_Work to do:_
Repeat the material exactly, every line of it.

(Collected data)
--------------------------------------------------
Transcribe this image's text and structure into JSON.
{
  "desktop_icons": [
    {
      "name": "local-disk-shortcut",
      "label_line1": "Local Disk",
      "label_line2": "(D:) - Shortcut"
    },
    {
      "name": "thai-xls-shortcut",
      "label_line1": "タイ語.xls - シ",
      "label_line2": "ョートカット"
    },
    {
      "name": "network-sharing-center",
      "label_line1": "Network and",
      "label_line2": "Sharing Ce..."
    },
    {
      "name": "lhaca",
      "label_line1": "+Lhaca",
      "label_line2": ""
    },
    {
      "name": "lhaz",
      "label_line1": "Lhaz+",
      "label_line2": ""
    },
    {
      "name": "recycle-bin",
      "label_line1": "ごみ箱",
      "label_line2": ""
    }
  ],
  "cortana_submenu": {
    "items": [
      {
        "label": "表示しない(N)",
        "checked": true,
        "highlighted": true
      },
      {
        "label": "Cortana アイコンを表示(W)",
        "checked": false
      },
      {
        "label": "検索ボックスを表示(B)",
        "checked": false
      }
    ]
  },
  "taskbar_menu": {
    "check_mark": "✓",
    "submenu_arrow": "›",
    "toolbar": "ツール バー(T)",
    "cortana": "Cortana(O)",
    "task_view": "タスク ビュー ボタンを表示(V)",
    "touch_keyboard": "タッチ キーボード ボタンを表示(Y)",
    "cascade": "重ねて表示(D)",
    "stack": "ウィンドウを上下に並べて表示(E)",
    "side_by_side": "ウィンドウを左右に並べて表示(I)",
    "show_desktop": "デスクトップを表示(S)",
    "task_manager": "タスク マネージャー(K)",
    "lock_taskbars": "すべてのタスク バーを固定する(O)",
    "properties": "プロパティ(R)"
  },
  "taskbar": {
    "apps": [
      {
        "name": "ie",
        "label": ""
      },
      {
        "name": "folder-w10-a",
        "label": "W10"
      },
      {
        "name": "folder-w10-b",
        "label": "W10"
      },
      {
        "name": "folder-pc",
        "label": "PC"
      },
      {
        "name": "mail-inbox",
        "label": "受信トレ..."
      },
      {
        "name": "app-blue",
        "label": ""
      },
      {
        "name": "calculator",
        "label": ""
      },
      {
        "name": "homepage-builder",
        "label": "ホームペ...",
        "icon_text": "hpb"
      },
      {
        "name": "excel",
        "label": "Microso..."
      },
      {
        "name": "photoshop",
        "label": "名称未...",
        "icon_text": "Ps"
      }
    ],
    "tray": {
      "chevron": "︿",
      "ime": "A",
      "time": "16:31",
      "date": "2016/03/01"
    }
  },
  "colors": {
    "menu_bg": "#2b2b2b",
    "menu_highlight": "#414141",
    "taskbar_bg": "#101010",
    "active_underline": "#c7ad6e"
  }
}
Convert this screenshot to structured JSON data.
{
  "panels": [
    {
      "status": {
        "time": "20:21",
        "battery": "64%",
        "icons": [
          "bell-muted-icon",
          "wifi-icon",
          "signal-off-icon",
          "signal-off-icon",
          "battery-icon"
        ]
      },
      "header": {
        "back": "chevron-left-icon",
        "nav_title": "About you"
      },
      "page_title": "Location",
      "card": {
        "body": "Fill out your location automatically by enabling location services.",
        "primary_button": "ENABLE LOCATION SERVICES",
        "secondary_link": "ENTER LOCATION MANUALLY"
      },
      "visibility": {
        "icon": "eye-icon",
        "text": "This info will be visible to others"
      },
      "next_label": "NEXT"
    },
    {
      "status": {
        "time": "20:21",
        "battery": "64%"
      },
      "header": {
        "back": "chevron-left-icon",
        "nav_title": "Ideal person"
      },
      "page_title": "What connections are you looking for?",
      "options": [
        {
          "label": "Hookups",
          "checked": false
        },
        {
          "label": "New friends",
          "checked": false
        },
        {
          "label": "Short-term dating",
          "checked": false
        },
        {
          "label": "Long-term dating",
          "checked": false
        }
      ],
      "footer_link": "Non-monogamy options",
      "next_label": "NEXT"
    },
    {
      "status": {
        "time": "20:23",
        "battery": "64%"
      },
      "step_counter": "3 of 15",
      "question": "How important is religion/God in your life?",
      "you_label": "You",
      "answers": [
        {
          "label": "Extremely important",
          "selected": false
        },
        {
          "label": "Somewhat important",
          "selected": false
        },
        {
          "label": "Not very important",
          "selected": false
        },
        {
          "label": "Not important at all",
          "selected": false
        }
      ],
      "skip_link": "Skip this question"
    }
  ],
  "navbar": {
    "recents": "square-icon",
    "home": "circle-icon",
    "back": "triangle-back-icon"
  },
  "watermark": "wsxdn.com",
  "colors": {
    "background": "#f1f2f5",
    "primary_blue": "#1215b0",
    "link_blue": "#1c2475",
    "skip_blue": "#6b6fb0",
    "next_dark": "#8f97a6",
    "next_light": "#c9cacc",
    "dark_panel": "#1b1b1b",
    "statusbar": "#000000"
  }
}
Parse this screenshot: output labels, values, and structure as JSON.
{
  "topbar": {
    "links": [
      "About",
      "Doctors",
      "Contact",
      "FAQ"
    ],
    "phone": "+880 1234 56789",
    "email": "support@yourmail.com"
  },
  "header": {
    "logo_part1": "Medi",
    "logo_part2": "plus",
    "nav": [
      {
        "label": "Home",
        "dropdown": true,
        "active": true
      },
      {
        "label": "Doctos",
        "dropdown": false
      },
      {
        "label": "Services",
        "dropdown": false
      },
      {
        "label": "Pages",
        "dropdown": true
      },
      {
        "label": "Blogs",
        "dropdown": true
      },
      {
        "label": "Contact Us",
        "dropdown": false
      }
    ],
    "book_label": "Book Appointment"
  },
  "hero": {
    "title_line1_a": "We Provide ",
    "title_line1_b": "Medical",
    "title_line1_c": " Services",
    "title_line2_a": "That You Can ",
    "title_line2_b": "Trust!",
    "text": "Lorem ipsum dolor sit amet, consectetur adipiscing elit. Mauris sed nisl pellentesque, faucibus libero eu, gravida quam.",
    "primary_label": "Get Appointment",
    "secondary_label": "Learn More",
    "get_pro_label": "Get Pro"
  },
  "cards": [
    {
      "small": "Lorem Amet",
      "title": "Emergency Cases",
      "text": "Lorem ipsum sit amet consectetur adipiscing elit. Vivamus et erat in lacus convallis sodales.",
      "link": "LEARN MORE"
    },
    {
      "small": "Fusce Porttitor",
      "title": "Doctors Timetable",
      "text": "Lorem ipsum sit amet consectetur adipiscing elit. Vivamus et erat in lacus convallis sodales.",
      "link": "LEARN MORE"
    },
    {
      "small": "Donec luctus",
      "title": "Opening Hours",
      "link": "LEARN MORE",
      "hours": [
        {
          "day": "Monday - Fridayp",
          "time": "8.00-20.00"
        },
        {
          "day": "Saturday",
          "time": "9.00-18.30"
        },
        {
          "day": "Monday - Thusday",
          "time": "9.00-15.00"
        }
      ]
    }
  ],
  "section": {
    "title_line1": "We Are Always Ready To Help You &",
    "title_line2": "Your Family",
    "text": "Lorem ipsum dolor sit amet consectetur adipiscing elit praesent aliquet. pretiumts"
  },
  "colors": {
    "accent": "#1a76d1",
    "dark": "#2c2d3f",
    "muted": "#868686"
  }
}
--------------------------------------------------
_Solution to this problem:_
Transcribe this image's text and structure into JSON.
{
  "desktop_icons": [
    {
      "name": "local-disk-shortcut",
      "label_line1": "Local Disk",
      "label_line2": "(D:) - Shortcut"
    },
    {
      "name": "thai-xls-shortcut",
      "label_line1": "タイ語.xls - シ",
      "label_line2": "ョートカット"
    },
    {
      "name": "network-sharing-center",
      "label_line1": "Network and",
      "label_line2": "Sharing Ce..."
    },
    {
      "name": "lhaca",
      "label_line1": "+Lhaca",
      "label_line2": ""
    },
    {
      "name": "lhaz",
      "label_line1": "Lhaz+",
      "label_line2": ""
    },
    {
      "name": "recycle-bin",
      "label_line1": "ごみ箱",
      "label_line2": ""
    }
  ],
  "cortana_submenu": {
    "items": [
      {
        "label": "表示しない(N)",
        "checked": true,
        "highlighted": true
      },
      {
        "label": "Cortana アイコンを表示(W)",
        "checked": false
      },
      {
        "label": "検索ボックスを表示(B)",
        "checked": false
      }
    ]
  },
  "taskbar_menu": {
    "check_mark": "✓",
    "submenu_arrow": "›",
    "toolbar": "ツール バー(T)",
    "cortana": "Cortana(O)",
    "task_view": "タスク ビュー ボタンを表示(V)",
    "touch_keyboard": "タッチ キーボード ボタンを表示(Y)",
    "cascade": "重ねて表示(D)",
    "stack": "ウィンドウを上下に並べて表示(E)",
    "side_by_side": "ウィンドウを左右に並べて表示(I)",
    "show_desktop": "デスクトップを表示(S)",
    "task_manager": "タスク マネージャー(K)",
    "lock_taskbars": "すべてのタスク バーを固定する(O)",
    "properties": "プロパティ(R)"
  },
  "taskbar": {
    "apps": [
      {
        "name": "ie",
        "label": ""
      },
      {
        "name": "folder-w10-a",
        "label": "W10"
      },
      {
        "name": "folder-w10-b",
        "label": "W10"
      },
      {
        "name": "folder-pc",
        "label": "PC"
      },
      {
        "name": "mail-inbox",
        "label": "受信トレ..."
      },
      {
        "name": "app-blue",
        "label": ""
      },
      {
        "name": "calculator",
        "label": ""
      },
      {
        "name": "homepage-builder",
        "label": "ホームペ...",
        "icon_text": "hpb"
      },
      {
        "name": "excel",
        "label": "Microso..."
      },
      {
        "name": "photoshop",
        "label": "名称未...",
        "icon_text": "Ps"
      }
    ],
    "tray": {
      "chevron": "︿",
      "ime": "A",
      "time": "16:31",
      "date": "2016/03/01"
    }
  },
  "colors": {
    "menu_bg": "#2b2b2b",
    "menu_highlight": "#414141",
    "taskbar_bg": "#101010",
    "active_underline": "#c7ad6e"
  }
}
Convert this screenshot to structured JSON data.
{
  "panels": [
    {
      "status": {
        "time": "20:21",
        "battery": "64%",
        "icons": [
          "bell-muted-icon",
          "wifi-icon",
          "signal-off-icon",
          "signal-off-icon",
          "battery-icon"
        ]
      },
      "header": {
        "back": "chevron-left-icon",
        "nav_title": "About you"
      },
      "page_title": "Location",
      "card": {
        "body": "Fill out your location automatically by enabling location services.",
        "primary_button": "ENABLE LOCATION SERVICES",
        "secondary_link": "ENTER LOCATION MANUALLY"
      },
      "visibility": {
        "icon": "eye-icon",
        "text": "This info will be visible to others"
      },
      "next_label": "NEXT"
    },
    {
      "status": {
        "time": "20:21",
        "battery": "64%"
      },
      "header": {
        "back": "chevron-left-icon",
        "nav_title": "Ideal person"
      },
      "page_title": "What connections are you looking for?",
      "options": [
        {
          "label": "Hookups",
          "checked": false
        },
        {
          "label": "New friends",
          "checked": false
        },
        {
          "label": "Short-term dating",
          "checked": false
        },
        {
          "label": "Long-term dating",
          "checked": false
        }
      ],
      "footer_link": "Non-monogamy options",
      "next_label": "NEXT"
    },
    {
      "status": {
        "time": "20:23",
        "battery": "64%"
      },
      "step_counter": "3 of 15",
      "question": "How important is religion/God in your life?",
      "you_label": "You",
      "answers": [
        {
          "label": "Extremely important",
          "selected": false
        },
        {
          "label": "Somewhat important",
          "selected": false
        },
        {
          "label": "Not very important",
          "selected": false
        },
        {
          "label": "Not important at all",
          "selected": false
        }
      ],
      "skip_link": "Skip this question"
    }
  ],
  "navbar": {
    "recents": "square-icon",
    "home": "circle-icon",
    "back": "triangle-back-icon"
  },
  "watermark": "wsxdn.com",
  "colors": {
    "background": "#f1f2f5",
    "primary_blue": "#1215b0",
    "link_blue": "#1c2475",
    "skip_blue": "#6b6fb0",
    "next_dark": "#8f97a6",
    "next_light": "#c9cacc",
    "dark_panel": "#1b1b1b",
    "statusbar": "#000000"
  }
}
Parse this screenshot: output labels, values, and structure as JSON.
{
  "topbar": {
    "links": [
      "About",
      "Doctors",
      "Contact",
      "FAQ"
    ],
    "phone": "+880 1234 56789",
    "email": "support@yourmail.com"
  },
  "header": {
    "logo_part1": "Medi",
    "logo_part2": "plus",
    "nav": [
      {
        "label": "Home",
        "dropdown": true,
        "active": true
      },
      {
        "label": "Doctos",
        "dropdown": false
      },
      {
        "label": "Services",
        "dropdown": false
      },
      {
        "label": "Pages",
        "dropdown": true
      },
      {
        "label": "Blogs",
        "dropdown": true
      },
      {
        "label": "Contact Us",
        "dropdown": false
      }
    ],
    "book_label": "Book Appointment"
  },
  "hero": {
    "title_line1_a": "We Provide ",
    "title_line1_b": "Medical",
    "title_line1_c": " Services",
    "title_line2_a": "That You Can ",
    "title_line2_b": "Trust!",
    "text": "Lorem ipsum dolor sit amet, consectetur adipiscing elit. Mauris sed nisl pellentesque, faucibus libero eu, gravida quam.",
    "primary_label": "Get Appointment",
    "secondary_label": "Learn More",
    "get_pro_label": "Get Pro"
  },
  "cards": [
    {
      "small": "Lorem Amet",
      "title": "Emergency Cases",
      "text": "Lorem ipsum sit amet consectetur adipiscing elit. Vivamus et erat in lacus convallis sodales.",
      "link": "LEARN MORE"
    },
    {
      "small": "Fusce Porttitor",
      "title": "Doctors Timetable",
      "text": "Lorem ipsum sit amet consectetur adipiscing elit. Vivamus et erat in lacus convallis sodales.",
      "link": "LEARN MORE"
    },
    {
      "small": "Donec luctus",
      "title": "Opening Hours",
      "link": "LEARN MORE",
      "hours": [
        {
          "day": "Monday - Fridayp",
          "time": "8.00-20.00"
        },
        {
          "day": "Saturday",
          "time": "9.00-18.30"
        },
        {
          "day": "Monday - Thusday",
          "time": "9.00-15.00"
        }
      ]
    }
  ],
  "section": {
    "title_line1": "We Are Always Ready To Help You &",
    "title_line2": "Your Family",
    "text": "Lorem ipsum dolor sit amet consectetur adipiscing elit praesent aliquet. pretiumts"
  },
  "colors": {
    "accent": "#1a76d1",
    "dark": "#2c2d3f",
    "muted": "#868686"
  }
}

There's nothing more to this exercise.